_Request_. Present every line in which the string "ENTERPRISE" appears.

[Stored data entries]

◆ ◆ ◆ ◆ ◆

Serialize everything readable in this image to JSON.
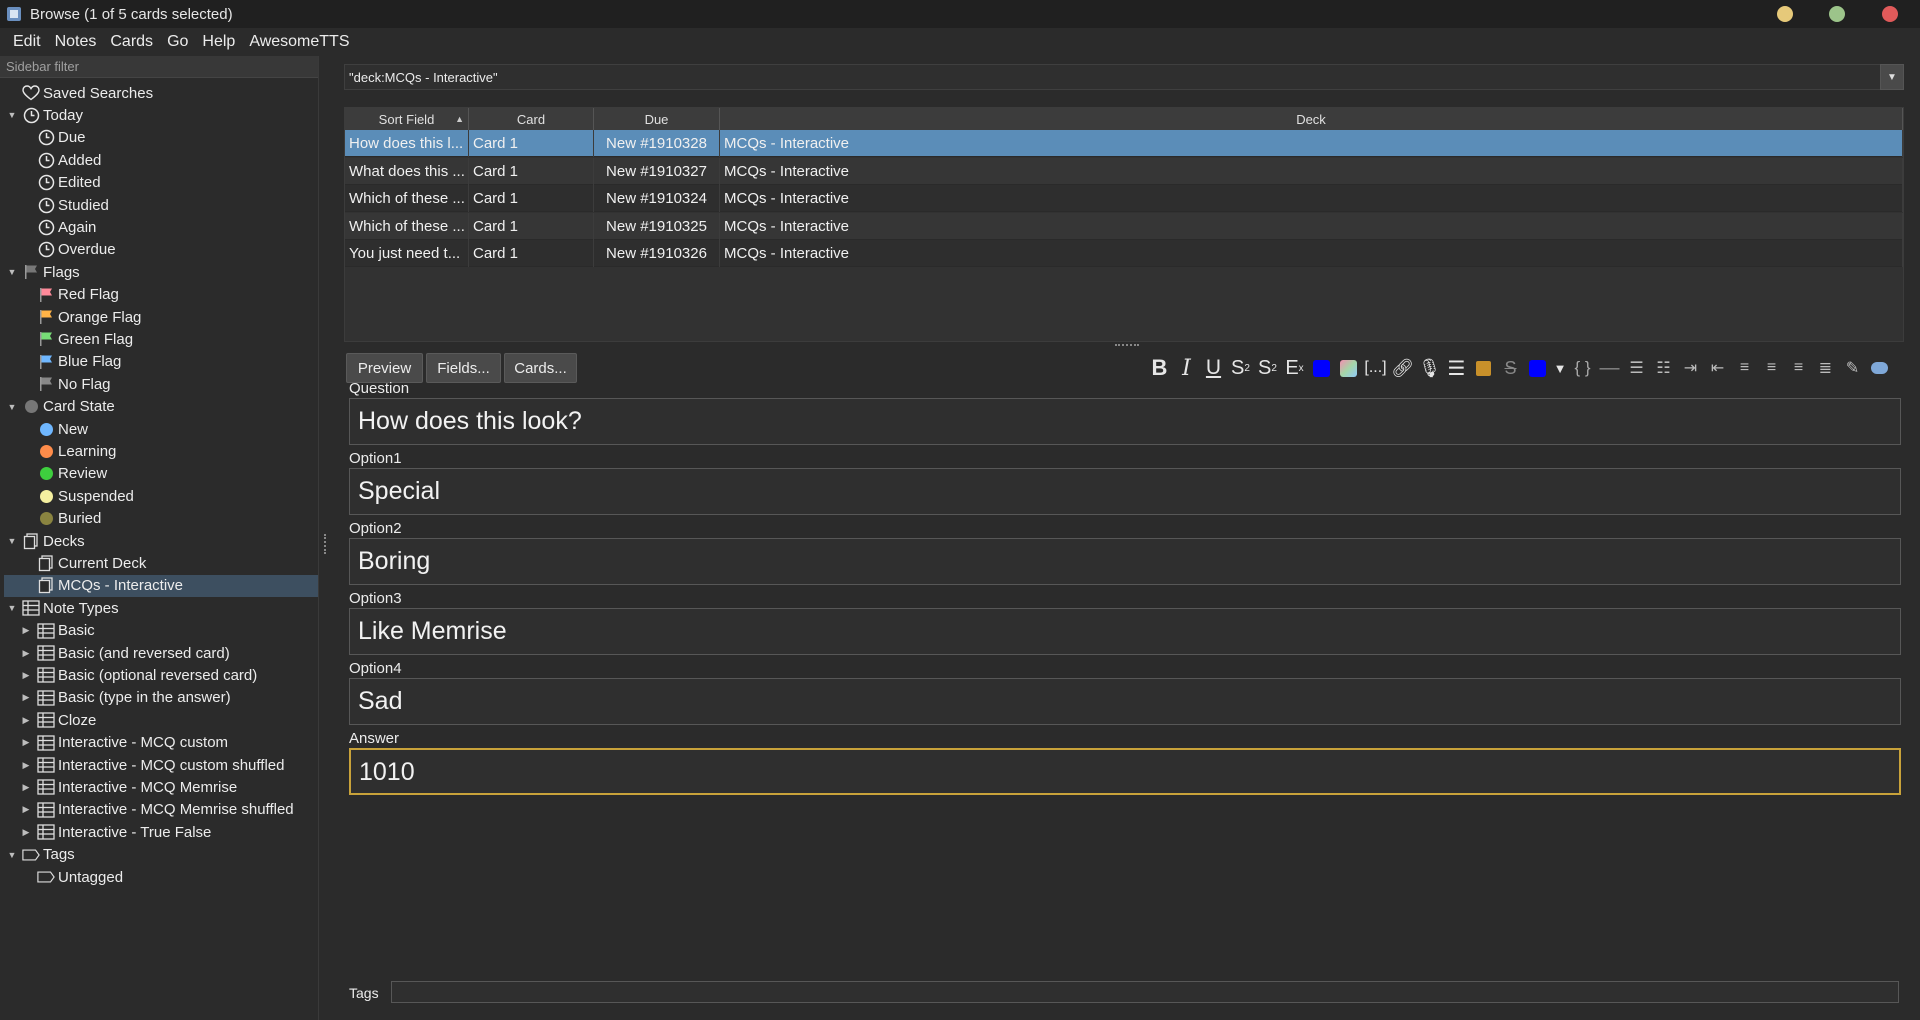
{
  "window": {
    "title": "Browse (1 of 5 cards selected)",
    "controls": {
      "minimize_color": "#e6c97a",
      "maximize_color": "#9cc48a",
      "close_color": "#e05a5a"
    }
  },
  "menu": [
    "Edit",
    "Notes",
    "Cards",
    "Go",
    "Help",
    "AwesomeTTS"
  ],
  "sidebar": {
    "filter_placeholder": "Sidebar filter",
    "saved_searches": "Saved Searches",
    "today": {
      "label": "Today",
      "items": [
        "Due",
        "Added",
        "Edited",
        "Studied",
        "Again",
        "Overdue"
      ]
    },
    "flags": {
      "label": "Flags",
      "items": [
        {
          "label": "Red Flag",
          "color": "#ff8a9a"
        },
        {
          "label": "Orange Flag",
          "color": "#ffb347"
        },
        {
          "label": "Green Flag",
          "color": "#77dd77"
        },
        {
          "label": "Blue Flag",
          "color": "#6fb7ff"
        },
        {
          "label": "No Flag",
          "color": "#888888"
        }
      ]
    },
    "card_state": {
      "label": "Card State",
      "items": [
        {
          "label": "New",
          "color": "#6fb7ff"
        },
        {
          "label": "Learning",
          "color": "#ff8c4a"
        },
        {
          "label": "Review",
          "color": "#3ecf3e"
        },
        {
          "label": "Suspended",
          "color": "#f5f0a0"
        },
        {
          "label": "Buried",
          "color": "#8a8440"
        }
      ]
    },
    "decks": {
      "label": "Decks",
      "items": [
        "Current Deck",
        "MCQs - Interactive"
      ]
    },
    "note_types": {
      "label": "Note Types",
      "items": [
        "Basic",
        "Basic (and reversed card)",
        "Basic (optional reversed card)",
        "Basic (type in the answer)",
        "Cloze",
        "Interactive - MCQ custom",
        "Interactive - MCQ custom shuffled",
        "Interactive - MCQ Memrise",
        "Interactive - MCQ Memrise shuffled",
        "Interactive - True False"
      ]
    },
    "tags": {
      "label": "Tags",
      "items": [
        "Untagged"
      ]
    }
  },
  "search": {
    "value": "\"deck:MCQs - Interactive\""
  },
  "table": {
    "columns": [
      "Sort Field",
      "Card",
      "Due",
      "Deck"
    ],
    "rows": [
      [
        "How does this l...",
        "Card 1",
        "New #1910328",
        "MCQs - Interactive"
      ],
      [
        "What does this ...",
        "Card 1",
        "New #1910327",
        "MCQs - Interactive"
      ],
      [
        "Which of these ...",
        "Card 1",
        "New #1910324",
        "MCQs - Interactive"
      ],
      [
        "Which of these ...",
        "Card 1",
        "New #1910325",
        "MCQs - Interactive"
      ],
      [
        "You just need t...",
        "Card 1",
        "New #1910326",
        "MCQs - Interactive"
      ]
    ]
  },
  "editor": {
    "buttons": {
      "preview": "Preview",
      "fields": "Fields...",
      "cards": "Cards..."
    },
    "fields": [
      {
        "label": "Question",
        "value": "How does this look?"
      },
      {
        "label": "Option1",
        "value": "Special"
      },
      {
        "label": "Option2",
        "value": "Boring"
      },
      {
        "label": "Option3",
        "value": "Like Memrise"
      },
      {
        "label": "Option4",
        "value": "Sad"
      },
      {
        "label": "Answer",
        "value": "1010"
      }
    ],
    "tags_label": "Tags"
  }
}
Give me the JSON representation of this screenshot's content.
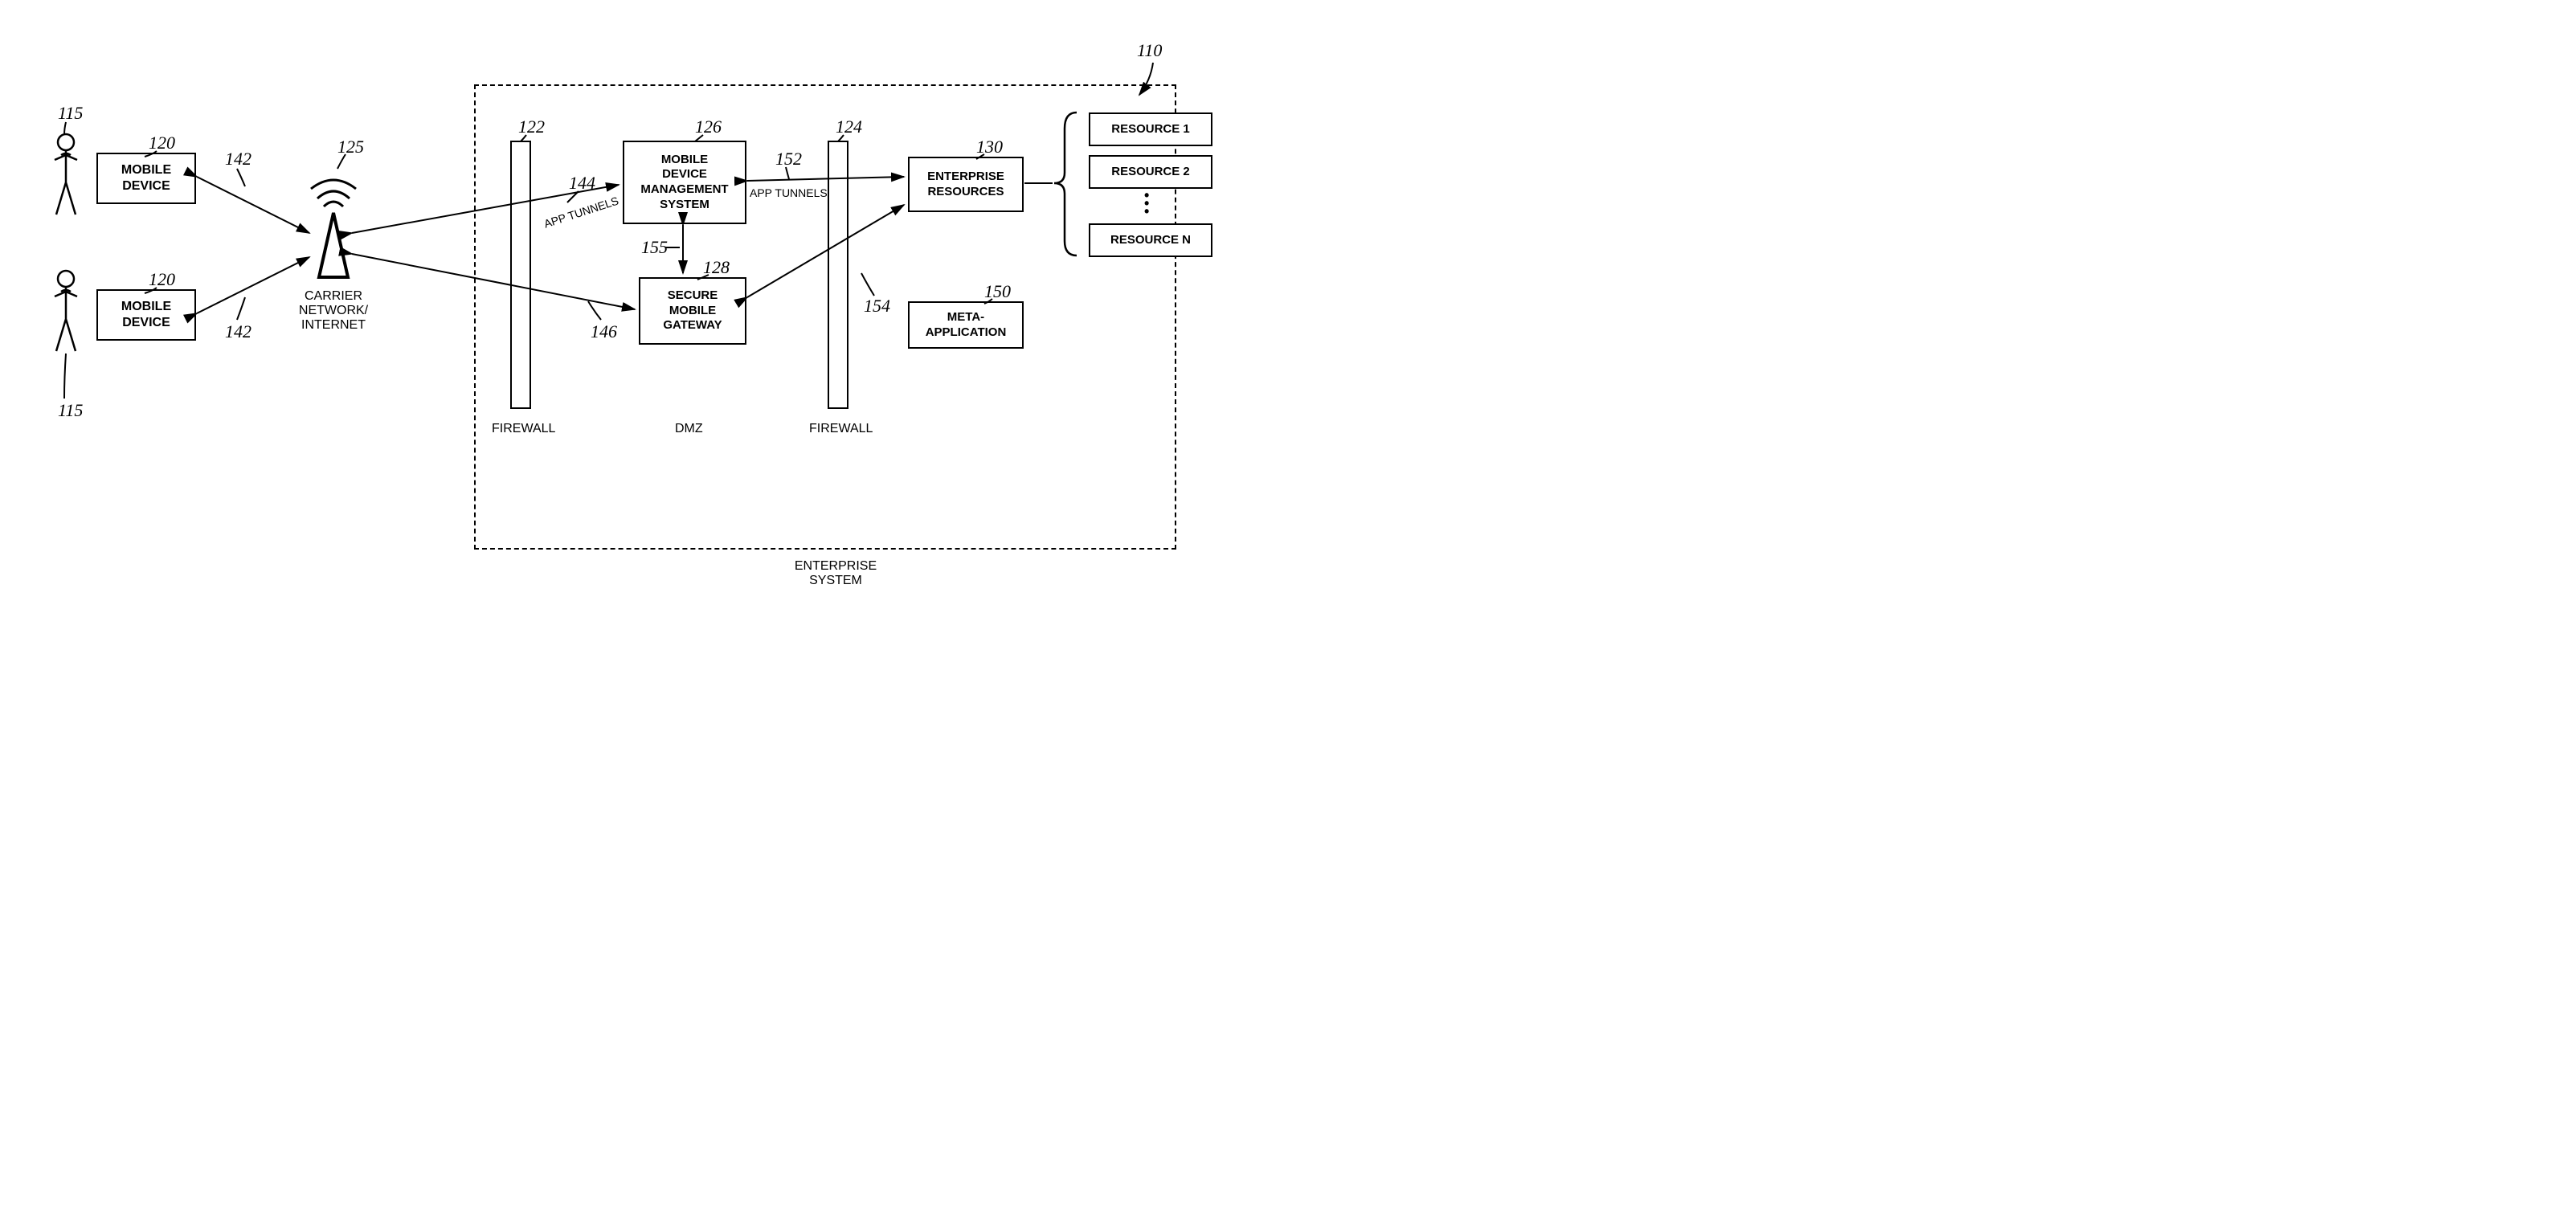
{
  "refs": {
    "system": "110",
    "user_top": "115",
    "user_bottom": "115",
    "device_top": "120",
    "device_bottom": "120",
    "tower": "125",
    "fw_left": "122",
    "fw_right": "124",
    "mdm": "126",
    "smg": "128",
    "er": "130",
    "meta": "150",
    "link_dev_top": "142",
    "link_dev_bottom": "142",
    "link_fw_mdm": "144",
    "link_fw_smg": "146",
    "link_mdm_er": "152",
    "link_smg_er": "154",
    "link_mdm_smg": "155"
  },
  "boxes": {
    "mobile_device": "MOBILE\nDEVICE",
    "carrier": "CARRIER\nNETWORK/\nINTERNET",
    "firewall": "FIREWALL",
    "mdm": "MOBILE\nDEVICE\nMANAGEMENT\nSYSTEM",
    "smg": "SECURE\nMOBILE\nGATEWAY",
    "dmz": "DMZ",
    "er": "ENTERPRISE\nRESOURCES",
    "meta": "META-\nAPPLICATION",
    "r1": "RESOURCE 1",
    "r2": "RESOURCE 2",
    "rn": "RESOURCE N",
    "app_tunnels": "APP TUNNELS",
    "enterprise_system": "ENTERPRISE\nSYSTEM"
  }
}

◆ ◆ ◆ ◆ ◆

_Full output_.
    "er": "ENTERPRISE\nRESOURCES",
    "enterprise_system": "ENTERPRISE\nSYSTEM"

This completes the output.